Output each line exactly as it appears, skipping any embedded picture.
-- Start Provided information --
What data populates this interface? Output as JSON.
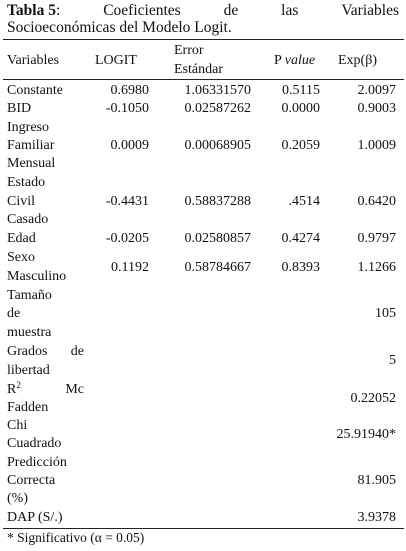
{
  "caption": {
    "label": "Tabla 5",
    "w1": "Coeficientes",
    "w2": "de",
    "w3": "las",
    "w4": "Variables",
    "line2": "Socioeconómicas del Modelo Logit."
  },
  "headers": {
    "variables": "Variables",
    "logit": "LOGIT",
    "error_l1": "Error",
    "error_l2": "Estándar",
    "pvalue_p": "P",
    "pvalue_v": "value",
    "exp": "Exp(β)"
  },
  "rows": {
    "constante": {
      "label": "Constante",
      "logit": "0.6980",
      "error": "1.06331570",
      "p": "0.5115",
      "exp": "2.0097"
    },
    "bid": {
      "label": "BID",
      "logit": "-0.1050",
      "error": "0.02587262",
      "p": "0.0000",
      "exp": "0.9003"
    },
    "ingreso": {
      "l1": "Ingreso",
      "l2": "Familiar",
      "l3": "Mensual",
      "logit": "0.0009",
      "error": "0.00068905",
      "p": "0.2059",
      "exp": "1.0009"
    },
    "estado": {
      "l1": "Estado",
      "l2": "Civil",
      "l3": "Casado",
      "logit": "-0.4431",
      "error": "0.58837288",
      "p": ".4514",
      "exp": "0.6420"
    },
    "edad": {
      "label": "Edad",
      "logit": "-0.0205",
      "error": "0.02580857",
      "p": "0.4274",
      "exp": "0.9797"
    },
    "sexo": {
      "l1": "Sexo",
      "l2": "Masculino",
      "logit": "0.1192",
      "error": "0.58784667",
      "p": "0.8393",
      "exp": "1.1266"
    },
    "tamano": {
      "l1": "Tamaño",
      "l2": "de",
      "l3": "muestra",
      "exp": "105"
    },
    "grados": {
      "l1a": "Grados",
      "l1b": "de",
      "l2": "libertad",
      "exp": "5"
    },
    "r2": {
      "r": "R",
      "sup": "2",
      "mc": "Mc",
      "l2": "Fadden",
      "exp": "0.22052"
    },
    "chi": {
      "l1": "Chi",
      "l2": "Cuadrado",
      "exp": "25.91940*"
    },
    "prediccion": {
      "l1": "Predicción",
      "l2": "Correcta",
      "l3": "(%)",
      "exp": "81.905"
    },
    "dap": {
      "label": "DAP (S/.)",
      "exp": "3.9378"
    }
  },
  "footnote": "* Significativo (α = 0.05)"
}
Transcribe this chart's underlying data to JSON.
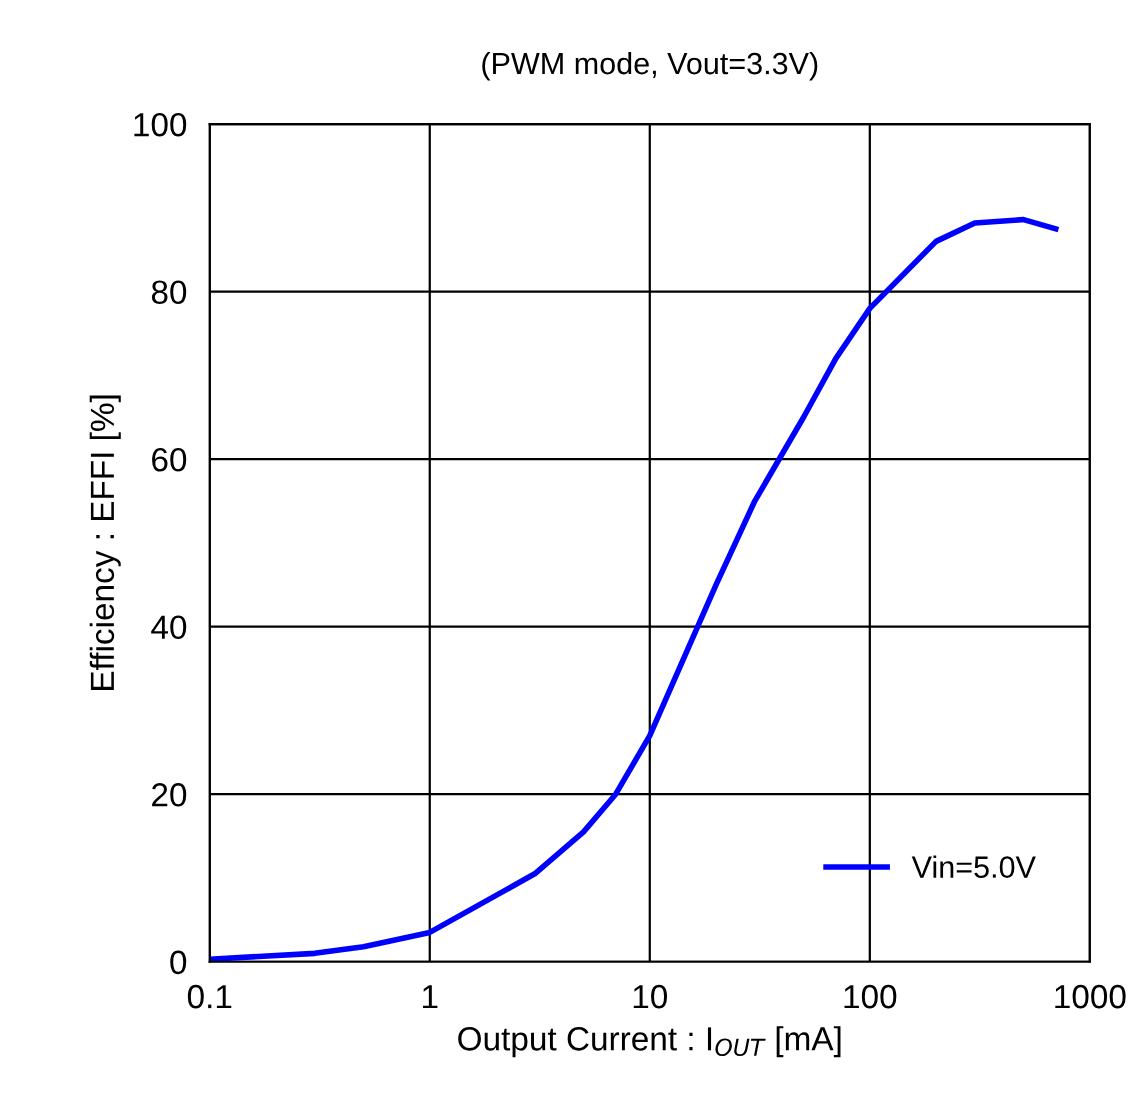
{
  "chart_data": {
    "type": "line",
    "title": "(PWM mode, Vout=3.3V)",
    "xlabel": "Output Current : I$_{OUT}$ [mA]",
    "ylabel": "Efficiency : EFFI [%]",
    "x": [
      0.1,
      0.3,
      0.5,
      1,
      3,
      5,
      7,
      10,
      20,
      30,
      50,
      70,
      100,
      200,
      300,
      500,
      700
    ],
    "series": [
      {
        "name": "Vin=5.0V",
        "color": "#0000ff",
        "values": [
          0.3,
          1,
          1.8,
          3.5,
          10.5,
          15.5,
          20,
          27,
          45,
          55,
          65,
          72,
          78,
          86,
          88.2,
          88.6,
          87.5
        ]
      }
    ],
    "log": "x",
    "xlim": [
      0.1,
      1000
    ],
    "xticks": [
      0.1,
      1,
      10,
      100,
      1000
    ],
    "ylim": [
      0,
      100
    ],
    "yticks": [
      0,
      20,
      40,
      60,
      80,
      100
    ],
    "grid": true,
    "legend": "bottom right",
    "marker": "none",
    "line_style": "solid"
  }
}
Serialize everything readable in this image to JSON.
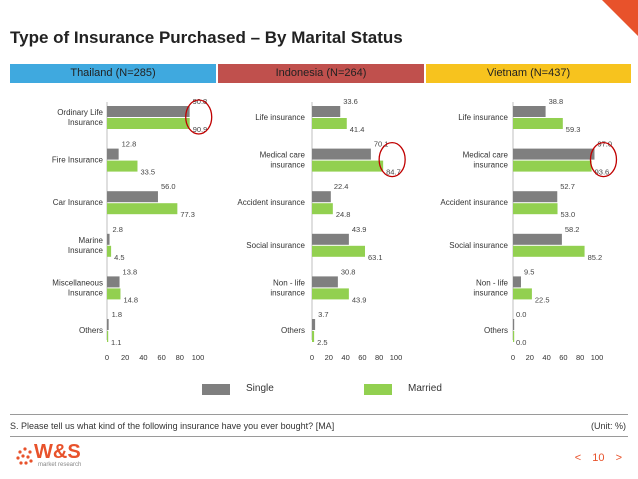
{
  "title": "Type of Insurance Purchased – By Marital Status",
  "colors": {
    "single": "#7f7f7f",
    "married": "#92d050",
    "thailand": "#3fa9df",
    "indonesia": "#c0504d",
    "vietnam": "#f7c31e",
    "accent": "#e8522b",
    "highlight": "#c00000"
  },
  "legend": {
    "single": "Single",
    "married": "Married"
  },
  "footnote": "S. Please tell us what kind of the following insurance have you ever bought? [MA]",
  "unit": "(Unit: %)",
  "logo": {
    "brand": "W&S",
    "tagline": "market research"
  },
  "page": {
    "number": "10",
    "prev": "<",
    "next": ">"
  },
  "chart_data": [
    {
      "type": "bar",
      "title": "Thailand (N=285)",
      "categories": [
        "Ordinary Life Insurance",
        "Fire Insurance",
        "Car Insurance",
        "Marine Insurance",
        "Miscellaneous Insurance",
        "Others"
      ],
      "series": [
        {
          "name": "Single",
          "values": [
            90.8,
            12.8,
            56.0,
            2.8,
            13.8,
            1.8
          ]
        },
        {
          "name": "Married",
          "values": [
            90.9,
            33.5,
            77.3,
            4.5,
            14.8,
            1.1
          ]
        }
      ],
      "highlight_category": "Ordinary Life Insurance",
      "xlim": [
        0,
        100
      ],
      "xticks": [
        "0",
        "20",
        "40",
        "60",
        "80",
        "100"
      ]
    },
    {
      "type": "bar",
      "title": "Indonesia (N=264)",
      "categories": [
        "Life insurance",
        "Medical care insurance",
        "Accident insurance",
        "Social insurance",
        "Non - life insurance",
        "Others"
      ],
      "series": [
        {
          "name": "Single",
          "values": [
            33.6,
            70.1,
            22.4,
            43.9,
            30.8,
            3.7
          ]
        },
        {
          "name": "Married",
          "values": [
            41.4,
            84.7,
            24.8,
            63.1,
            43.9,
            2.5
          ]
        }
      ],
      "highlight_category": "Medical care insurance",
      "xlim": [
        0,
        100
      ],
      "xticks": [
        "0",
        "20",
        "40",
        "60",
        "80",
        "100"
      ]
    },
    {
      "type": "bar",
      "title": "Vietnam (N=437)",
      "categories": [
        "Life insurance",
        "Medical care insurance",
        "Accident insurance",
        "Social insurance",
        "Non - life insurance",
        "Others"
      ],
      "series": [
        {
          "name": "Single",
          "values": [
            38.8,
            97.0,
            52.7,
            58.2,
            9.5,
            0.0
          ]
        },
        {
          "name": "Married",
          "values": [
            59.3,
            93.6,
            53.0,
            85.2,
            22.5,
            0.0
          ]
        }
      ],
      "highlight_category": "Medical care insurance",
      "xlim": [
        0,
        100
      ],
      "xticks": [
        "0",
        "20",
        "40",
        "60",
        "80",
        "100"
      ]
    }
  ]
}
-- End Provided information --
→ Task answer:
What data populates this interface? Output as JSON.
{
  "caption": {
    "label": "Tabla 5",
    "w1": "Coeficientes",
    "w2": "de",
    "w3": "las",
    "w4": "Variables",
    "line2": "Socioeconómicas del Modelo Logit."
  },
  "headers": {
    "variables": "Variables",
    "logit": "LOGIT",
    "error_l1": "Error",
    "error_l2": "Estándar",
    "pvalue_p": "P",
    "pvalue_v": "value",
    "exp": "Exp(β)"
  },
  "rows": {
    "constante": {
      "label": "Constante",
      "logit": "0.6980",
      "error": "1.06331570",
      "p": "0.5115",
      "exp": "2.0097"
    },
    "bid": {
      "label": "BID",
      "logit": "-0.1050",
      "error": "0.02587262",
      "p": "0.0000",
      "exp": "0.9003"
    },
    "ingreso": {
      "l1": "Ingreso",
      "l2": "Familiar",
      "l3": "Mensual",
      "logit": "0.0009",
      "error": "0.00068905",
      "p": "0.2059",
      "exp": "1.0009"
    },
    "estado": {
      "l1": "Estado",
      "l2": "Civil",
      "l3": "Casado",
      "logit": "-0.4431",
      "error": "0.58837288",
      "p": ".4514",
      "exp": "0.6420"
    },
    "edad": {
      "label": "Edad",
      "logit": "-0.0205",
      "error": "0.02580857",
      "p": "0.4274",
      "exp": "0.9797"
    },
    "sexo": {
      "l1": "Sexo",
      "l2": "Masculino",
      "logit": "0.1192",
      "error": "0.58784667",
      "p": "0.8393",
      "exp": "1.1266"
    },
    "tamano": {
      "l1": "Tamaño",
      "l2": "de",
      "l3": "muestra",
      "exp": "105"
    },
    "grados": {
      "l1a": "Grados",
      "l1b": "de",
      "l2": "libertad",
      "exp": "5"
    },
    "r2": {
      "r": "R",
      "sup": "2",
      "mc": "Mc",
      "l2": "Fadden",
      "exp": "0.22052"
    },
    "chi": {
      "l1": "Chi",
      "l2": "Cuadrado",
      "exp": "25.91940*"
    },
    "prediccion": {
      "l1": "Predicción",
      "l2": "Correcta",
      "l3": "(%)",
      "exp": "81.905"
    },
    "dap": {
      "label": "DAP (S/.)",
      "exp": "3.9378"
    }
  },
  "footnote": "* Significativo (α = 0.05)"
}
Transcribe this chart's underlying data to JSON.
{
  "chart_data": {
    "type": "line",
    "title": "(PWM mode, Vout=3.3V)",
    "xlabel": "Output Current : I$_{OUT}$ [mA]",
    "ylabel": "Efficiency : EFFI [%]",
    "x": [
      0.1,
      0.3,
      0.5,
      1,
      3,
      5,
      7,
      10,
      20,
      30,
      50,
      70,
      100,
      200,
      300,
      500,
      700
    ],
    "series": [
      {
        "name": "Vin=5.0V",
        "color": "#0000ff",
        "values": [
          0.3,
          1,
          1.8,
          3.5,
          10.5,
          15.5,
          20,
          27,
          45,
          55,
          65,
          72,
          78,
          86,
          88.2,
          88.6,
          87.5
        ]
      }
    ],
    "log": "x",
    "xlim": [
      0.1,
      1000
    ],
    "xticks": [
      0.1,
      1,
      10,
      100,
      1000
    ],
    "ylim": [
      0,
      100
    ],
    "yticks": [
      0,
      20,
      40,
      60,
      80,
      100
    ],
    "grid": true,
    "legend": "bottom right",
    "marker": "none",
    "line_style": "solid"
  }
}
Serialize everything readable in this image to JSON.
{
  "title": "Type of Insurance Purchased – By Marital Status",
  "colors": {
    "single": "#7f7f7f",
    "married": "#92d050",
    "thailand": "#3fa9df",
    "indonesia": "#c0504d",
    "vietnam": "#f7c31e",
    "accent": "#e8522b",
    "highlight": "#c00000"
  },
  "legend": {
    "single": "Single",
    "married": "Married"
  },
  "footnote": "S. Please tell us what kind of the following insurance have you ever bought? [MA]",
  "unit": "(Unit: %)",
  "logo": {
    "brand": "W&S",
    "tagline": "market research"
  },
  "page": {
    "number": "10",
    "prev": "<",
    "next": ">"
  },
  "chart_data": [
    {
      "type": "bar",
      "title": "Thailand (N=285)",
      "categories": [
        "Ordinary Life Insurance",
        "Fire Insurance",
        "Car Insurance",
        "Marine Insurance",
        "Miscellaneous Insurance",
        "Others"
      ],
      "series": [
        {
          "name": "Single",
          "values": [
            90.8,
            12.8,
            56.0,
            2.8,
            13.8,
            1.8
          ]
        },
        {
          "name": "Married",
          "values": [
            90.9,
            33.5,
            77.3,
            4.5,
            14.8,
            1.1
          ]
        }
      ],
      "highlight_category": "Ordinary Life Insurance",
      "xlim": [
        0,
        100
      ],
      "xticks": [
        "0",
        "20",
        "40",
        "60",
        "80",
        "100"
      ]
    },
    {
      "type": "bar",
      "title": "Indonesia (N=264)",
      "categories": [
        "Life insurance",
        "Medical care insurance",
        "Accident insurance",
        "Social insurance",
        "Non - life insurance",
        "Others"
      ],
      "series": [
        {
          "name": "Single",
          "values": [
            33.6,
            70.1,
            22.4,
            43.9,
            30.8,
            3.7
          ]
        },
        {
          "name": "Married",
          "values": [
            41.4,
            84.7,
            24.8,
            63.1,
            43.9,
            2.5
          ]
        }
      ],
      "highlight_category": "Medical care insurance",
      "xlim": [
        0,
        100
      ],
      "xticks": [
        "0",
        "20",
        "40",
        "60",
        "80",
        "100"
      ]
    },
    {
      "type": "bar",
      "title": "Vietnam (N=437)",
      "categories": [
        "Life insurance",
        "Medical care insurance",
        "Accident insurance",
        "Social insurance",
        "Non - life insurance",
        "Others"
      ],
      "series": [
        {
          "name": "Single",
          "values": [
            38.8,
            97.0,
            52.7,
            58.2,
            9.5,
            0.0
          ]
        },
        {
          "name": "Married",
          "values": [
            59.3,
            93.6,
            53.0,
            85.2,
            22.5,
            0.0
          ]
        }
      ],
      "highlight_category": "Medical care insurance",
      "xlim": [
        0,
        100
      ],
      "xticks": [
        "0",
        "20",
        "40",
        "60",
        "80",
        "100"
      ]
    }
  ]
}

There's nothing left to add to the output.